> _Written problem_: Please put every line of the items below into a single numbered list, leaving out any blank lines.

> _Source records_:
____
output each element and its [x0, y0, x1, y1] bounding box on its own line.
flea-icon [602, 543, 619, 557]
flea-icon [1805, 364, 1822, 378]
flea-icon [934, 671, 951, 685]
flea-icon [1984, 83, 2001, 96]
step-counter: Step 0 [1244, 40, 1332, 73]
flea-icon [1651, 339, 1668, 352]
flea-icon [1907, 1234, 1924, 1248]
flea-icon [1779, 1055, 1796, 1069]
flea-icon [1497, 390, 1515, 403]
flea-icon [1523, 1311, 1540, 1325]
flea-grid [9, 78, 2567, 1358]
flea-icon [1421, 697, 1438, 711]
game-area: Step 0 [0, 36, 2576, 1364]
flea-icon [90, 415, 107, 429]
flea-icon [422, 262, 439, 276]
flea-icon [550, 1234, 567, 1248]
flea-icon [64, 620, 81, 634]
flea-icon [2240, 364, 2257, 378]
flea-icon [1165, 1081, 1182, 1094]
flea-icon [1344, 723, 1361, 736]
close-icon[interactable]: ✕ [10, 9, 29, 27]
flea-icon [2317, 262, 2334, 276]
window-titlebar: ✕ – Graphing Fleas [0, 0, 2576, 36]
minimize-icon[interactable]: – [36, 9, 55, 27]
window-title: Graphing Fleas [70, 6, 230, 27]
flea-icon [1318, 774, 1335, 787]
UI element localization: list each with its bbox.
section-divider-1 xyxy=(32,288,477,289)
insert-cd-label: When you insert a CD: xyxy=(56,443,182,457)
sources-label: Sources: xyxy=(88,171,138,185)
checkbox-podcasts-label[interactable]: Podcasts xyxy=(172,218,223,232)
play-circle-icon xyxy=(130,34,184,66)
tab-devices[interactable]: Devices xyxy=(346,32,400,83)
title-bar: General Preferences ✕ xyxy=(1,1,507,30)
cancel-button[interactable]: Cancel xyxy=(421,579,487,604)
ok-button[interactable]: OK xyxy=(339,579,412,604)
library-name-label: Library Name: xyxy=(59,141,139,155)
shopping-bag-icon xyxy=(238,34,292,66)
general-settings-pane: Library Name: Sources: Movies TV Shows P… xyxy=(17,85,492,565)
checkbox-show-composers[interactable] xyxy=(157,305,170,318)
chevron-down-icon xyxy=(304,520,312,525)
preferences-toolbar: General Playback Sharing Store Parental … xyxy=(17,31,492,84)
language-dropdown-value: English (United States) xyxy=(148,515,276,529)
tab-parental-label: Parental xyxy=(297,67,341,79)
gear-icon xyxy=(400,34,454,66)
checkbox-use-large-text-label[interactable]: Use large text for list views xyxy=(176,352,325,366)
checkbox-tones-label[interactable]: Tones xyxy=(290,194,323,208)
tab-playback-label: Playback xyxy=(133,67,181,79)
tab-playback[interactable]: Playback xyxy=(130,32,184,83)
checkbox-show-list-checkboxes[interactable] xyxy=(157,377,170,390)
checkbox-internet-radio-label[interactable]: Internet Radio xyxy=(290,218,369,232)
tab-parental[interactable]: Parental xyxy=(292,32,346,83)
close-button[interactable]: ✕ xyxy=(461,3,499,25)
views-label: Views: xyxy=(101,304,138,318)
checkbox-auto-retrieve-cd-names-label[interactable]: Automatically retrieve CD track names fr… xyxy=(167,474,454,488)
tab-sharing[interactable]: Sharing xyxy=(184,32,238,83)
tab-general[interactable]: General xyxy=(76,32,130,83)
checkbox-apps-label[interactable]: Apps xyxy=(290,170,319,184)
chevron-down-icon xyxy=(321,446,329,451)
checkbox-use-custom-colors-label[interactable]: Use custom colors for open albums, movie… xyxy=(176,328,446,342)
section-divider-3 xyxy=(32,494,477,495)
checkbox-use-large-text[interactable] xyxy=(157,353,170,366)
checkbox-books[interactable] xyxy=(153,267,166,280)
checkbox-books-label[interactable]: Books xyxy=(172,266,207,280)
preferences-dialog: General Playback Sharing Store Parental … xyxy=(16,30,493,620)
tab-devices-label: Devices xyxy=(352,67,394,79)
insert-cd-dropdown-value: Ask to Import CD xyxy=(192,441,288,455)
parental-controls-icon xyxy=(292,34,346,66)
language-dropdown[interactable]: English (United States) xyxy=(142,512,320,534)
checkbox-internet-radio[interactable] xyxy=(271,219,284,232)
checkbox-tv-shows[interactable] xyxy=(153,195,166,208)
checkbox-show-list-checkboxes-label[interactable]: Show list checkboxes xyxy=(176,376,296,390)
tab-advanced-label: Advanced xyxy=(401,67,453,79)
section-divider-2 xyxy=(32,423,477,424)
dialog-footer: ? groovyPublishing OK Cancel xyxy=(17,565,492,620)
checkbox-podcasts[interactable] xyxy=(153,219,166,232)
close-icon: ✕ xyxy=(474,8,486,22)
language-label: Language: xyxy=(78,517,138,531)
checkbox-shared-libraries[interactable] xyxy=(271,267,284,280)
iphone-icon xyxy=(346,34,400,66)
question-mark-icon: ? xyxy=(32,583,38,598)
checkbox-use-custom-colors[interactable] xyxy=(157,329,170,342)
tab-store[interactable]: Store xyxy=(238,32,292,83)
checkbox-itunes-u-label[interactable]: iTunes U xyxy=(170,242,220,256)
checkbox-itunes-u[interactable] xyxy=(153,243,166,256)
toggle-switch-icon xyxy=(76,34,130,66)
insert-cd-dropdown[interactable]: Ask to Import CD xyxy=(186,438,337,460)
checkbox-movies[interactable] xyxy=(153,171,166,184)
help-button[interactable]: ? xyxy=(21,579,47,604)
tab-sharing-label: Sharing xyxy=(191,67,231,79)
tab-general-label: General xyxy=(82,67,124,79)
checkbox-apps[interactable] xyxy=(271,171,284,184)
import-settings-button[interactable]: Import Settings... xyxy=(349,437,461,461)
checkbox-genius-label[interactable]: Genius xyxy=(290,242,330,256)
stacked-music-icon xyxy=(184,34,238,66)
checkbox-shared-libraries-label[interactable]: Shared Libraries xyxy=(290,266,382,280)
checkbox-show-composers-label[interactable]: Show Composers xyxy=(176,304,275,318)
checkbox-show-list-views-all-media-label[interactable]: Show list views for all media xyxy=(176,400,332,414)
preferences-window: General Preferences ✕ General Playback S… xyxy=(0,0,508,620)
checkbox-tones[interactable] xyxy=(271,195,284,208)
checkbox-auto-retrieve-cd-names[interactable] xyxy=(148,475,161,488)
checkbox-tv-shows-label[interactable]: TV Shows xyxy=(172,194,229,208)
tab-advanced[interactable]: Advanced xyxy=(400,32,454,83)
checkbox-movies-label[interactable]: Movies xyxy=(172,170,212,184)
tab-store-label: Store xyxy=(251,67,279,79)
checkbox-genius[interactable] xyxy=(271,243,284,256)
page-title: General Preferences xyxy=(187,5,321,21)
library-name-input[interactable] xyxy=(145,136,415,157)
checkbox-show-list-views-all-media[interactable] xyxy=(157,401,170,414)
____
> _Worked solution_:
1. output each element and its [x0, y0, x1, y1] bounding box on its own line.
2. flea-icon [602, 543, 619, 557]
3. flea-icon [1805, 364, 1822, 378]
4. flea-icon [934, 671, 951, 685]
5. flea-icon [1984, 83, 2001, 96]
6. step-counter: Step 0 [1244, 40, 1332, 73]
7. flea-icon [1651, 339, 1668, 352]
8. flea-icon [1907, 1234, 1924, 1248]
9. flea-icon [1779, 1055, 1796, 1069]
10. flea-icon [1497, 390, 1515, 403]
11. flea-icon [1523, 1311, 1540, 1325]
12. flea-grid [9, 78, 2567, 1358]
13. flea-icon [1421, 697, 1438, 711]
14. game-area: Step 0 [0, 36, 2576, 1364]
15. flea-icon [90, 415, 107, 429]
16. flea-icon [422, 262, 439, 276]
17. flea-icon [550, 1234, 567, 1248]
18. flea-icon [64, 620, 81, 634]
19. flea-icon [2240, 364, 2257, 378]
20. flea-icon [1165, 1081, 1182, 1094]
21. flea-icon [1344, 723, 1361, 736]
22. close-icon[interactable]: ✕ [10, 9, 29, 27]
23. flea-icon [2317, 262, 2334, 276]
24. window-titlebar: ✕ – Graphing Fleas [0, 0, 2576, 36]
25. minimize-icon[interactable]: – [36, 9, 55, 27]
26. window-title: Graphing Fleas [70, 6, 230, 27]
27. flea-icon [1318, 774, 1335, 787]
28. UI element localization: list each with its bbox.
29. section-divider-1 xyxy=(32,288,477,289)
30. insert-cd-label: When you insert a CD: xyxy=(56,443,182,457)
31. sources-label: Sources: xyxy=(88,171,138,185)
32. checkbox-podcasts-label[interactable]: Podcasts xyxy=(172,218,223,232)
33. play-circle-icon xyxy=(130,34,184,66)
34. tab-devices[interactable]: Devices xyxy=(346,32,400,83)
35. title-bar: General Preferences ✕ xyxy=(1,1,507,30)
36. cancel-button[interactable]: Cancel xyxy=(421,579,487,604)
37. ok-button[interactable]: OK xyxy=(339,579,412,604)
38. library-name-label: Library Name: xyxy=(59,141,139,155)
39. shopping-bag-icon xyxy=(238,34,292,66)
40. general-settings-pane: Library Name: Sources: Movies TV Shows P… xyxy=(17,85,492,565)
41. checkbox-show-composers[interactable] xyxy=(157,305,170,318)
42. chevron-down-icon xyxy=(304,520,312,525)
43. preferences-toolbar: General Playback Sharing Store Parental … xyxy=(17,31,492,84)
44. language-dropdown-value: English (United States) xyxy=(148,515,276,529)
45. tab-parental-label: Parental xyxy=(297,67,341,79)
46. gear-icon xyxy=(400,34,454,66)
47. checkbox-use-large-text-label[interactable]: Use large text for list views xyxy=(176,352,325,366)
48. checkbox-tones-label[interactable]: Tones xyxy=(290,194,323,208)
49. tab-playback-label: Playback xyxy=(133,67,181,79)
50. tab-playback[interactable]: Playback xyxy=(130,32,184,83)
51. checkbox-show-list-checkboxes[interactable] xyxy=(157,377,170,390)
52. checkbox-internet-radio-label[interactable]: Internet Radio xyxy=(290,218,369,232)
53. tab-parental[interactable]: Parental xyxy=(292,32,346,83)
54. close-button[interactable]: ✕ xyxy=(461,3,499,25)
55. views-label: Views: xyxy=(101,304,138,318)
56. checkbox-auto-retrieve-cd-names-label[interactable]: Automatically retrieve CD track names fr… xyxy=(167,474,454,488)
57. tab-sharing[interactable]: Sharing xyxy=(184,32,238,83)
58. tab-general[interactable]: General xyxy=(76,32,130,83)
59. checkbox-apps-label[interactable]: Apps xyxy=(290,170,319,184)
60. chevron-down-icon xyxy=(321,446,329,451)
61. checkbox-use-custom-colors-label[interactable]: Use custom colors for open albums, movie… xyxy=(176,328,446,342)
62. section-divider-3 xyxy=(32,494,477,495)
63. checkbox-use-large-text[interactable] xyxy=(157,353,170,366)
64. checkbox-books[interactable] xyxy=(153,267,166,280)
65. checkbox-books-label[interactable]: Books xyxy=(172,266,207,280)
66. preferences-dialog: General Playback Sharing Store Parental … xyxy=(16,30,493,620)
67. tab-devices-label: Devices xyxy=(352,67,394,79)
68. insert-cd-dropdown-value: Ask to Import CD xyxy=(192,441,288,455)
69. parental-controls-icon xyxy=(292,34,346,66)
70. language-dropdown[interactable]: English (United States) xyxy=(142,512,320,534)
71. checkbox-internet-radio[interactable] xyxy=(271,219,284,232)
72. checkbox-tv-shows[interactable] xyxy=(153,195,166,208)
73. checkbox-show-list-checkboxes-label[interactable]: Show list checkboxes xyxy=(176,376,296,390)
74. tab-advanced-label: Advanced xyxy=(401,67,453,79)
75. section-divider-2 xyxy=(32,423,477,424)
76. dialog-footer: ? groovyPublishing OK Cancel xyxy=(17,565,492,620)
77. checkbox-podcasts[interactable] xyxy=(153,219,166,232)
78. close-icon: ✕ xyxy=(474,8,486,22)
79. language-label: Language: xyxy=(78,517,138,531)
80. checkbox-shared-libraries[interactable] xyxy=(271,267,284,280)
81. iphone-icon xyxy=(346,34,400,66)
82. question-mark-icon: ? xyxy=(32,583,38,598)
83. checkbox-use-custom-colors[interactable] xyxy=(157,329,170,342)
84. tab-store[interactable]: Store xyxy=(238,32,292,83)
85. checkbox-itunes-u-label[interactable]: iTunes U xyxy=(170,242,220,256)
86. checkbox-itunes-u[interactable] xyxy=(153,243,166,256)
87. toggle-switch-icon xyxy=(76,34,130,66)
88. insert-cd-dropdown[interactable]: Ask to Import CD xyxy=(186,438,337,460)
89. checkbox-movies[interactable] xyxy=(153,171,166,184)
90. help-button[interactable]: ? xyxy=(21,579,47,604)
91. tab-sharing-label: Sharing xyxy=(191,67,231,79)
92. tab-general-label: General xyxy=(82,67,124,79)
93. checkbox-apps[interactable] xyxy=(271,171,284,184)
94. import-settings-button[interactable]: Import Settings... xyxy=(349,437,461,461)
95. checkbox-genius-label[interactable]: Genius xyxy=(290,242,330,256)
96. stacked-music-icon xyxy=(184,34,238,66)
97. checkbox-shared-libraries-label[interactable]: Shared Libraries xyxy=(290,266,382,280)
98. checkbox-show-composers-label[interactable]: Show Composers xyxy=(176,304,275,318)
99. checkbox-show-list-views-all-media-label[interactable]: Show list views for all media xyxy=(176,400,332,414)
100. preferences-window: General Preferences ✕ General Playback S… xyxy=(0,0,508,620)
101. checkbox-tones[interactable] xyxy=(271,195,284,208)
102. checkbox-auto-retrieve-cd-names[interactable] xyxy=(148,475,161,488)
103. checkbox-tv-shows-label[interactable]: TV Shows xyxy=(172,194,229,208)
104. tab-advanced[interactable]: Advanced xyxy=(400,32,454,83)
105. checkbox-movies-label[interactable]: Movies xyxy=(172,170,212,184)
106. tab-store-label: Store xyxy=(251,67,279,79)
107. checkbox-genius[interactable] xyxy=(271,243,284,256)
108. page-title: General Preferences xyxy=(187,5,321,21)
109. library-name-input[interactable] xyxy=(145,136,415,157)
110. checkbox-show-list-views-all-media[interactable] xyxy=(157,401,170,414)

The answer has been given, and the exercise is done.